* _Exercise aim_
Omit the images. Copy each entry word for word.

[Collected data entries]
:::::

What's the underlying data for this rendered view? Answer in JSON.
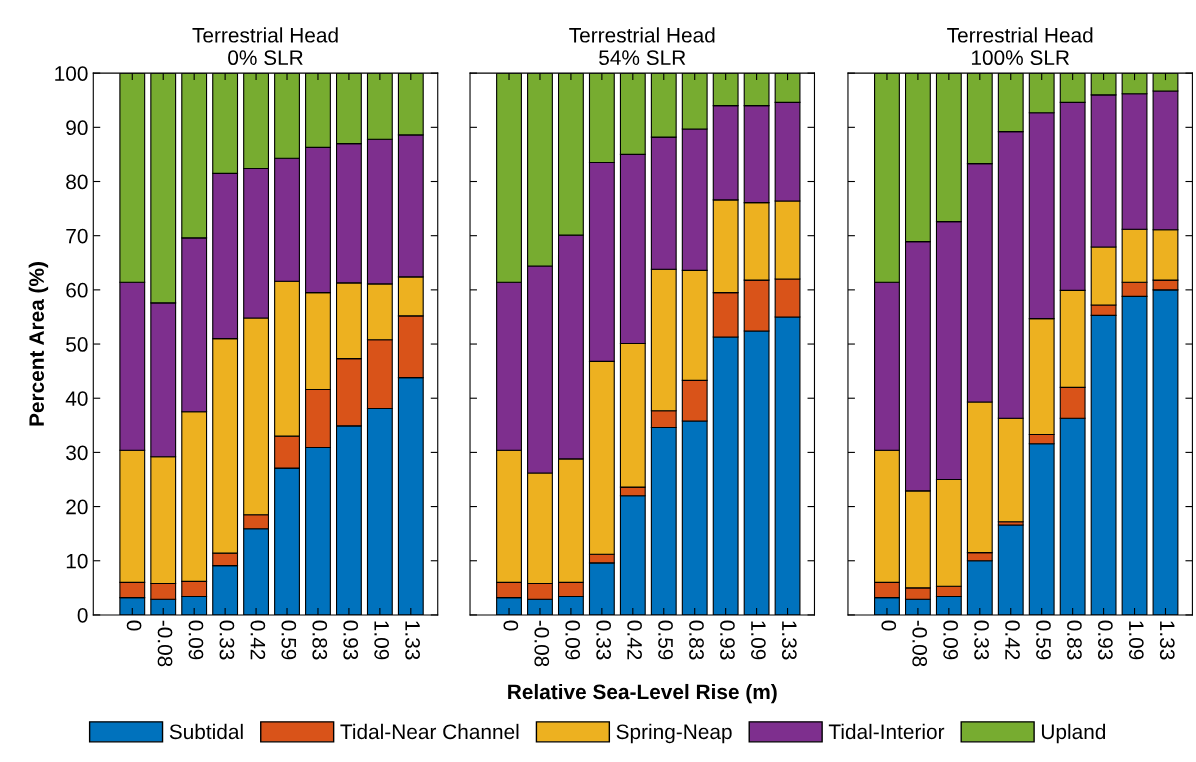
{
  "chart_data": [
    {
      "type": "bar",
      "stacked": true,
      "title": "Terrestrial Head\n0% SLR",
      "ylabel": "Percent Area (%)",
      "categories": [
        "0",
        "-0.08",
        "0.09",
        "0.33",
        "0.42",
        "0.59",
        "0.83",
        "0.93",
        "1.09",
        "1.33"
      ],
      "ylim": [
        0,
        100
      ],
      "yticks": [
        0,
        10,
        20,
        30,
        40,
        50,
        60,
        70,
        80,
        90,
        100
      ],
      "legend": "bottom",
      "grid": false,
      "series": [
        {
          "name": "Subtidal",
          "color": "#0072bd",
          "values": [
            3.2,
            2.9,
            3.4,
            9.1,
            15.9,
            27.1,
            30.9,
            34.9,
            38.1,
            43.8
          ]
        },
        {
          "name": "Tidal-Near Channel",
          "color": "#d95319",
          "values": [
            2.8,
            2.9,
            2.8,
            2.3,
            2.6,
            5.9,
            10.7,
            12.4,
            12.7,
            11.4
          ]
        },
        {
          "name": "Spring-Neap",
          "color": "#edb120",
          "values": [
            24.4,
            23.4,
            31.3,
            39.6,
            36.3,
            28.6,
            17.9,
            14.0,
            10.3,
            7.2
          ]
        },
        {
          "name": "Tidal-Interior",
          "color": "#7e2f8e",
          "values": [
            31.0,
            28.4,
            32.1,
            30.5,
            27.6,
            22.7,
            26.8,
            25.7,
            26.7,
            26.2
          ]
        },
        {
          "name": "Upland",
          "color": "#77ac30",
          "values": [
            38.6,
            42.4,
            30.4,
            18.5,
            17.6,
            15.7,
            13.7,
            13.0,
            12.2,
            11.4
          ]
        }
      ]
    },
    {
      "type": "bar",
      "stacked": true,
      "title": "Terrestrial Head\n54% SLR",
      "xlabel": "Relative Sea-Level Rise (m)",
      "categories": [
        "0",
        "-0.08",
        "0.09",
        "0.33",
        "0.42",
        "0.59",
        "0.83",
        "0.93",
        "1.09",
        "1.33"
      ],
      "ylim": [
        0,
        100
      ],
      "yticks": [
        0,
        10,
        20,
        30,
        40,
        50,
        60,
        70,
        80,
        90,
        100
      ],
      "tick_labels": "x",
      "grid": false,
      "series": [
        {
          "color": "#0072bd",
          "values": [
            3.2,
            2.9,
            3.4,
            9.6,
            22.0,
            34.6,
            35.8,
            51.3,
            52.4,
            55.0
          ]
        },
        {
          "color": "#d95319",
          "values": [
            2.8,
            2.9,
            2.6,
            1.6,
            1.6,
            3.1,
            7.5,
            8.2,
            9.4,
            7.0
          ]
        },
        {
          "color": "#edb120",
          "values": [
            24.4,
            20.4,
            22.8,
            35.6,
            26.5,
            26.1,
            20.3,
            17.1,
            14.3,
            14.4
          ]
        },
        {
          "color": "#7e2f8e",
          "values": [
            31.0,
            38.2,
            41.3,
            36.7,
            34.9,
            24.4,
            26.1,
            17.4,
            17.9,
            18.2
          ]
        },
        {
          "color": "#77ac30",
          "values": [
            38.6,
            35.6,
            29.9,
            16.5,
            15.0,
            11.8,
            10.3,
            6.0,
            6.0,
            5.4
          ]
        }
      ]
    },
    {
      "type": "bar",
      "stacked": true,
      "title": "Terrestrial Head\n100% SLR",
      "categories": [
        "0",
        "-0.08",
        "0.09",
        "0.33",
        "0.42",
        "0.59",
        "0.83",
        "0.93",
        "1.09",
        "1.33"
      ],
      "ylim": [
        0,
        100
      ],
      "yticks": [
        0,
        10,
        20,
        30,
        40,
        50,
        60,
        70,
        80,
        90,
        100
      ],
      "tick_labels": "x",
      "grid": false,
      "series": [
        {
          "color": "#0072bd",
          "values": [
            3.2,
            2.9,
            3.4,
            10.0,
            16.6,
            31.6,
            36.3,
            55.3,
            58.8,
            60.0
          ]
        },
        {
          "color": "#d95319",
          "values": [
            2.8,
            2.1,
            1.9,
            1.5,
            0.6,
            1.7,
            5.7,
            1.9,
            2.6,
            1.8
          ]
        },
        {
          "color": "#edb120",
          "values": [
            24.4,
            17.9,
            19.7,
            27.8,
            19.1,
            21.4,
            17.9,
            10.7,
            9.8,
            9.3
          ]
        },
        {
          "color": "#7e2f8e",
          "values": [
            31.0,
            46.0,
            47.6,
            44.0,
            52.9,
            38.0,
            34.7,
            28.1,
            25.0,
            25.6
          ]
        },
        {
          "color": "#77ac30",
          "values": [
            38.6,
            31.1,
            27.4,
            16.7,
            10.8,
            7.3,
            5.4,
            4.0,
            3.8,
            3.3
          ]
        }
      ]
    }
  ]
}
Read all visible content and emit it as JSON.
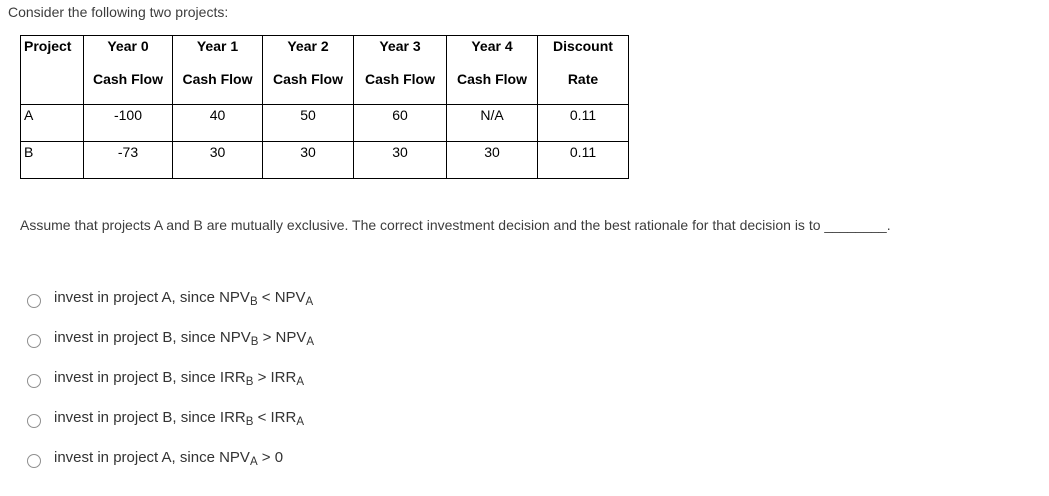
{
  "intro": "Consider the following two projects:",
  "table": {
    "headers": [
      {
        "line1": "Project",
        "line2": ""
      },
      {
        "line1": "Year 0",
        "line2": "Cash Flow"
      },
      {
        "line1": "Year 1",
        "line2": "Cash Flow"
      },
      {
        "line1": "Year 2",
        "line2": "Cash Flow"
      },
      {
        "line1": "Year 3",
        "line2": "Cash Flow"
      },
      {
        "line1": "Year 4",
        "line2": "Cash Flow"
      },
      {
        "line1": "Discount",
        "line2": "Rate"
      }
    ],
    "rows": [
      {
        "cells": [
          "A",
          "-100",
          "40",
          "50",
          "60",
          "N/A",
          "0.11"
        ]
      },
      {
        "cells": [
          "B",
          "-73",
          "30",
          "30",
          "30",
          "30",
          "0.11"
        ]
      }
    ]
  },
  "question": {
    "text": "Assume that projects A and B are mutually exclusive. The correct investment decision and the best rationale for that decision is to ",
    "blank": "________",
    "period": "."
  },
  "options": [
    {
      "pre": "invest in project A, since NPV",
      "sub1": "B",
      "mid": " < NPV",
      "sub2": "A"
    },
    {
      "pre": "invest in project B, since NPV",
      "sub1": "B",
      "mid": " > NPV",
      "sub2": "A"
    },
    {
      "pre": "invest in project B, since IRR",
      "sub1": "B",
      "mid": " > IRR",
      "sub2": "A"
    },
    {
      "pre": "invest in project B, since IRR",
      "sub1": "B",
      "mid": " < IRR",
      "sub2": "A"
    },
    {
      "pre": "invest in project A, since NPV",
      "sub1": "A",
      "mid": " > 0",
      "sub2": ""
    }
  ]
}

:::::

* _Reply_
What's the underlying data for this rendered view? Answer in JSON.
{
  "chart_data": [
    {
      "type": "bar",
      "stacked": true,
      "title": "Terrestrial Head\n0% SLR",
      "ylabel": "Percent Area (%)",
      "categories": [
        "0",
        "-0.08",
        "0.09",
        "0.33",
        "0.42",
        "0.59",
        "0.83",
        "0.93",
        "1.09",
        "1.33"
      ],
      "ylim": [
        0,
        100
      ],
      "yticks": [
        0,
        10,
        20,
        30,
        40,
        50,
        60,
        70,
        80,
        90,
        100
      ],
      "legend": "bottom",
      "grid": false,
      "series": [
        {
          "name": "Subtidal",
          "color": "#0072bd",
          "values": [
            3.2,
            2.9,
            3.4,
            9.1,
            15.9,
            27.1,
            30.9,
            34.9,
            38.1,
            43.8
          ]
        },
        {
          "name": "Tidal-Near Channel",
          "color": "#d95319",
          "values": [
            2.8,
            2.9,
            2.8,
            2.3,
            2.6,
            5.9,
            10.7,
            12.4,
            12.7,
            11.4
          ]
        },
        {
          "name": "Spring-Neap",
          "color": "#edb120",
          "values": [
            24.4,
            23.4,
            31.3,
            39.6,
            36.3,
            28.6,
            17.9,
            14.0,
            10.3,
            7.2
          ]
        },
        {
          "name": "Tidal-Interior",
          "color": "#7e2f8e",
          "values": [
            31.0,
            28.4,
            32.1,
            30.5,
            27.6,
            22.7,
            26.8,
            25.7,
            26.7,
            26.2
          ]
        },
        {
          "name": "Upland",
          "color": "#77ac30",
          "values": [
            38.6,
            42.4,
            30.4,
            18.5,
            17.6,
            15.7,
            13.7,
            13.0,
            12.2,
            11.4
          ]
        }
      ]
    },
    {
      "type": "bar",
      "stacked": true,
      "title": "Terrestrial Head\n54% SLR",
      "xlabel": "Relative Sea-Level Rise (m)",
      "categories": [
        "0",
        "-0.08",
        "0.09",
        "0.33",
        "0.42",
        "0.59",
        "0.83",
        "0.93",
        "1.09",
        "1.33"
      ],
      "ylim": [
        0,
        100
      ],
      "yticks": [
        0,
        10,
        20,
        30,
        40,
        50,
        60,
        70,
        80,
        90,
        100
      ],
      "tick_labels": "x",
      "grid": false,
      "series": [
        {
          "color": "#0072bd",
          "values": [
            3.2,
            2.9,
            3.4,
            9.6,
            22.0,
            34.6,
            35.8,
            51.3,
            52.4,
            55.0
          ]
        },
        {
          "color": "#d95319",
          "values": [
            2.8,
            2.9,
            2.6,
            1.6,
            1.6,
            3.1,
            7.5,
            8.2,
            9.4,
            7.0
          ]
        },
        {
          "color": "#edb120",
          "values": [
            24.4,
            20.4,
            22.8,
            35.6,
            26.5,
            26.1,
            20.3,
            17.1,
            14.3,
            14.4
          ]
        },
        {
          "color": "#7e2f8e",
          "values": [
            31.0,
            38.2,
            41.3,
            36.7,
            34.9,
            24.4,
            26.1,
            17.4,
            17.9,
            18.2
          ]
        },
        {
          "color": "#77ac30",
          "values": [
            38.6,
            35.6,
            29.9,
            16.5,
            15.0,
            11.8,
            10.3,
            6.0,
            6.0,
            5.4
          ]
        }
      ]
    },
    {
      "type": "bar",
      "stacked": true,
      "title": "Terrestrial Head\n100% SLR",
      "categories": [
        "0",
        "-0.08",
        "0.09",
        "0.33",
        "0.42",
        "0.59",
        "0.83",
        "0.93",
        "1.09",
        "1.33"
      ],
      "ylim": [
        0,
        100
      ],
      "yticks": [
        0,
        10,
        20,
        30,
        40,
        50,
        60,
        70,
        80,
        90,
        100
      ],
      "tick_labels": "x",
      "grid": false,
      "series": [
        {
          "color": "#0072bd",
          "values": [
            3.2,
            2.9,
            3.4,
            10.0,
            16.6,
            31.6,
            36.3,
            55.3,
            58.8,
            60.0
          ]
        },
        {
          "color": "#d95319",
          "values": [
            2.8,
            2.1,
            1.9,
            1.5,
            0.6,
            1.7,
            5.7,
            1.9,
            2.6,
            1.8
          ]
        },
        {
          "color": "#edb120",
          "values": [
            24.4,
            17.9,
            19.7,
            27.8,
            19.1,
            21.4,
            17.9,
            10.7,
            9.8,
            9.3
          ]
        },
        {
          "color": "#7e2f8e",
          "values": [
            31.0,
            46.0,
            47.6,
            44.0,
            52.9,
            38.0,
            34.7,
            28.1,
            25.0,
            25.6
          ]
        },
        {
          "color": "#77ac30",
          "values": [
            38.6,
            31.1,
            27.4,
            16.7,
            10.8,
            7.3,
            5.4,
            4.0,
            3.8,
            3.3
          ]
        }
      ]
    }
  ]
}
Read all visible content and emit it as JSON.
{
  "intro": "Consider the following two projects:",
  "table": {
    "headers": [
      {
        "line1": "Project",
        "line2": ""
      },
      {
        "line1": "Year 0",
        "line2": "Cash Flow"
      },
      {
        "line1": "Year 1",
        "line2": "Cash Flow"
      },
      {
        "line1": "Year 2",
        "line2": "Cash Flow"
      },
      {
        "line1": "Year 3",
        "line2": "Cash Flow"
      },
      {
        "line1": "Year 4",
        "line2": "Cash Flow"
      },
      {
        "line1": "Discount",
        "line2": "Rate"
      }
    ],
    "rows": [
      {
        "cells": [
          "A",
          "-100",
          "40",
          "50",
          "60",
          "N/A",
          "0.11"
        ]
      },
      {
        "cells": [
          "B",
          "-73",
          "30",
          "30",
          "30",
          "30",
          "0.11"
        ]
      }
    ]
  },
  "question": {
    "text": "Assume that projects A and B are mutually exclusive. The correct investment decision and the best rationale for that decision is to ",
    "blank": "________",
    "period": "."
  },
  "options": [
    {
      "pre": "invest in project A, since NPV",
      "sub1": "B",
      "mid": " < NPV",
      "sub2": "A"
    },
    {
      "pre": "invest in project B, since NPV",
      "sub1": "B",
      "mid": " > NPV",
      "sub2": "A"
    },
    {
      "pre": "invest in project B, since IRR",
      "sub1": "B",
      "mid": " > IRR",
      "sub2": "A"
    },
    {
      "pre": "invest in project B, since IRR",
      "sub1": "B",
      "mid": " < IRR",
      "sub2": "A"
    },
    {
      "pre": "invest in project A, since NPV",
      "sub1": "A",
      "mid": " > 0",
      "sub2": ""
    }
  ]
}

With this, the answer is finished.